EXERCISE AIM: Copy out each line of the data that holds the word "INSTRUCTIONS".

Records from a data collection:
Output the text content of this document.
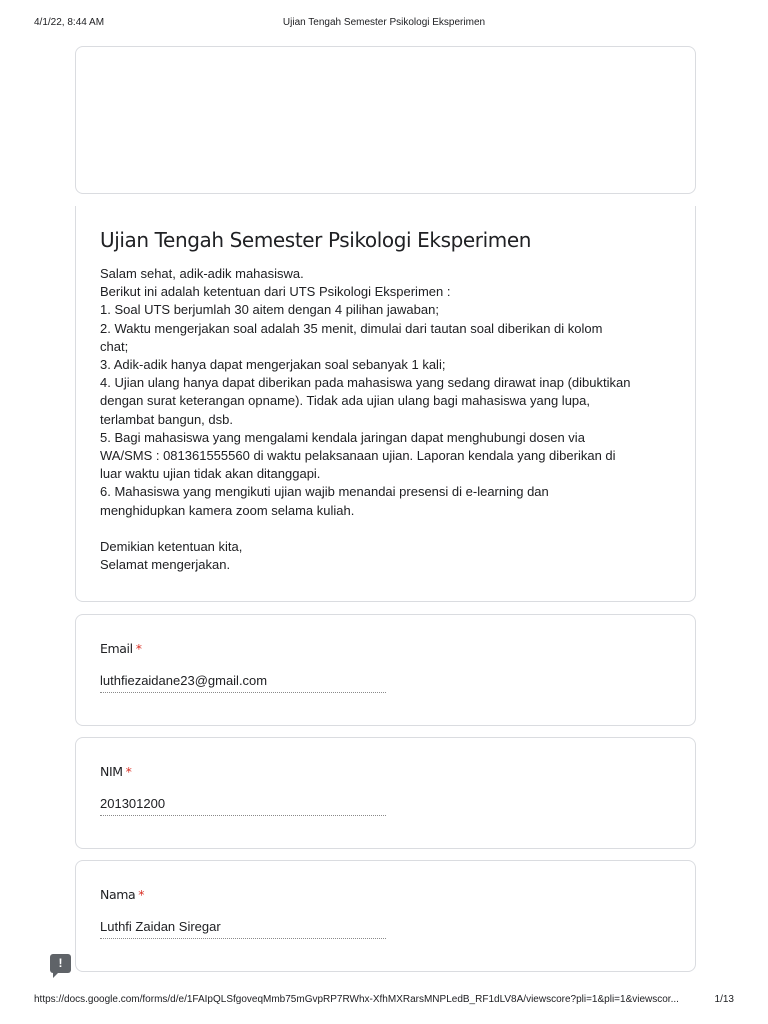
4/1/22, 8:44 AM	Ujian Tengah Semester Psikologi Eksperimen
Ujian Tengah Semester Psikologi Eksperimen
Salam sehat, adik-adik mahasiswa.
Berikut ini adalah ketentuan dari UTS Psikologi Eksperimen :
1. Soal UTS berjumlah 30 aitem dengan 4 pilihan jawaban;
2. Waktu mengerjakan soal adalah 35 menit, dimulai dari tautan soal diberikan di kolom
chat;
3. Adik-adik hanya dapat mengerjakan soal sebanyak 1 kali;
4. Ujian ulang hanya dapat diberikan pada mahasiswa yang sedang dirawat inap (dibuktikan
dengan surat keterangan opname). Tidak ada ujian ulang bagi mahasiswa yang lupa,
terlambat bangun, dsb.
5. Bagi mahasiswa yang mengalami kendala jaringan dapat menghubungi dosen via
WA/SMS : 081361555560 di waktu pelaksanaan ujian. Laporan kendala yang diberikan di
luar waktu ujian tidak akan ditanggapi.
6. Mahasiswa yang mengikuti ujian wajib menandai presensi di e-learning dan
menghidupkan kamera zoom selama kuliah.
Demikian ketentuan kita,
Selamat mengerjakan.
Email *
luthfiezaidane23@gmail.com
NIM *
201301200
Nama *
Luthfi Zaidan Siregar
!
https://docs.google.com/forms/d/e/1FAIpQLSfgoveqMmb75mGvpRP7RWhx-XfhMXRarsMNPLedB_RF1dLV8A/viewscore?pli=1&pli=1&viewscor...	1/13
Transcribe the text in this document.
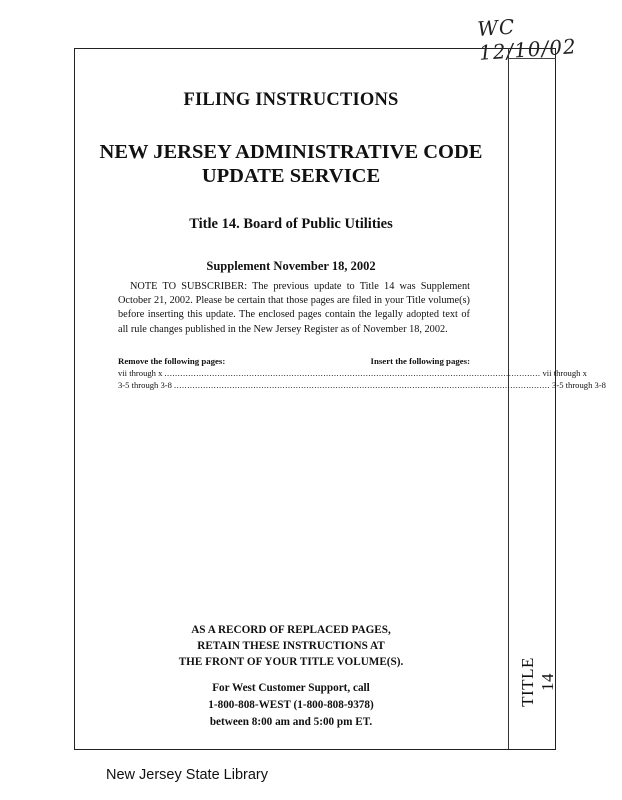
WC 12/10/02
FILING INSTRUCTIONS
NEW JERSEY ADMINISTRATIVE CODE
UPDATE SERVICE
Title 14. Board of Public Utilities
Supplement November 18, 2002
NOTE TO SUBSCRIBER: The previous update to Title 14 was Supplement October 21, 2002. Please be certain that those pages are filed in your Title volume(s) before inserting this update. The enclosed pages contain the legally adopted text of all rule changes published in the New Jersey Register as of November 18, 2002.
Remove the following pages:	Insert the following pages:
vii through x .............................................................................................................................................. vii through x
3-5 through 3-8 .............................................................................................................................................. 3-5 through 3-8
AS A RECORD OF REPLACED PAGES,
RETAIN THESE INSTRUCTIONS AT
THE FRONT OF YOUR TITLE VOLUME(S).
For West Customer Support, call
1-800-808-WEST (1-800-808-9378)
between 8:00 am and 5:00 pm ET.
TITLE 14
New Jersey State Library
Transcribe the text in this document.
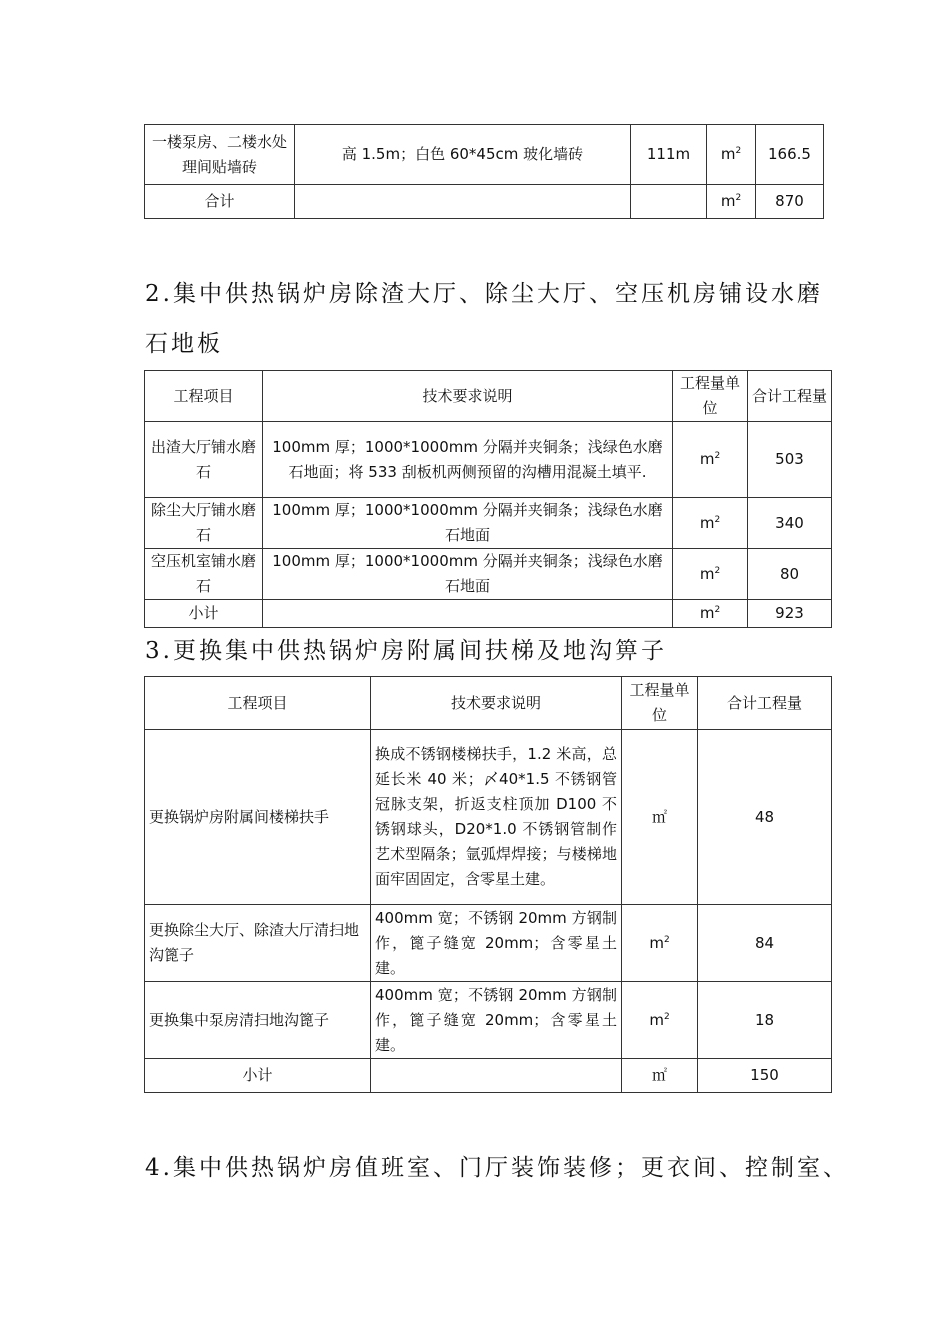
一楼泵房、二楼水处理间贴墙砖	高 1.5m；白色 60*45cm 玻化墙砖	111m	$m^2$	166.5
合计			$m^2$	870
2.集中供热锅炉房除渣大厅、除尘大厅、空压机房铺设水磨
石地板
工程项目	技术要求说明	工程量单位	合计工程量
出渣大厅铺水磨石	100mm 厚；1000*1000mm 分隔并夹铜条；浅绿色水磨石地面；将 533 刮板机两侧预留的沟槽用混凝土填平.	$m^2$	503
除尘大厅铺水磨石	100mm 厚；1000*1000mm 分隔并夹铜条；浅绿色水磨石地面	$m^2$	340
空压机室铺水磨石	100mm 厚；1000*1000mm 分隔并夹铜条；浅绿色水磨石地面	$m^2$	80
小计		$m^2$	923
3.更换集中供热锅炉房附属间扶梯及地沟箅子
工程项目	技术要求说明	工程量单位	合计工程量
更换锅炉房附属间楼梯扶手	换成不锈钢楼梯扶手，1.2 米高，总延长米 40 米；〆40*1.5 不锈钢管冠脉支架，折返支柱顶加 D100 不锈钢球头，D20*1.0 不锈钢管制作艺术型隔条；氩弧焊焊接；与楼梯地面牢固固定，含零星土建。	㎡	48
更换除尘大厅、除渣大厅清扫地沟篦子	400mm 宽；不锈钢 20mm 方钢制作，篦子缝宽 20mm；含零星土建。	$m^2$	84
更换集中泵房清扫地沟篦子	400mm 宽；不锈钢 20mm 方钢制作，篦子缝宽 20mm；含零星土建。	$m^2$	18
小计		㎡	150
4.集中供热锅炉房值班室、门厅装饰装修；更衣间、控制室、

CORRECT RESPONSE:
FILING INSTRUCTIONS
RETAIN THESE INSTRUCTIONS AT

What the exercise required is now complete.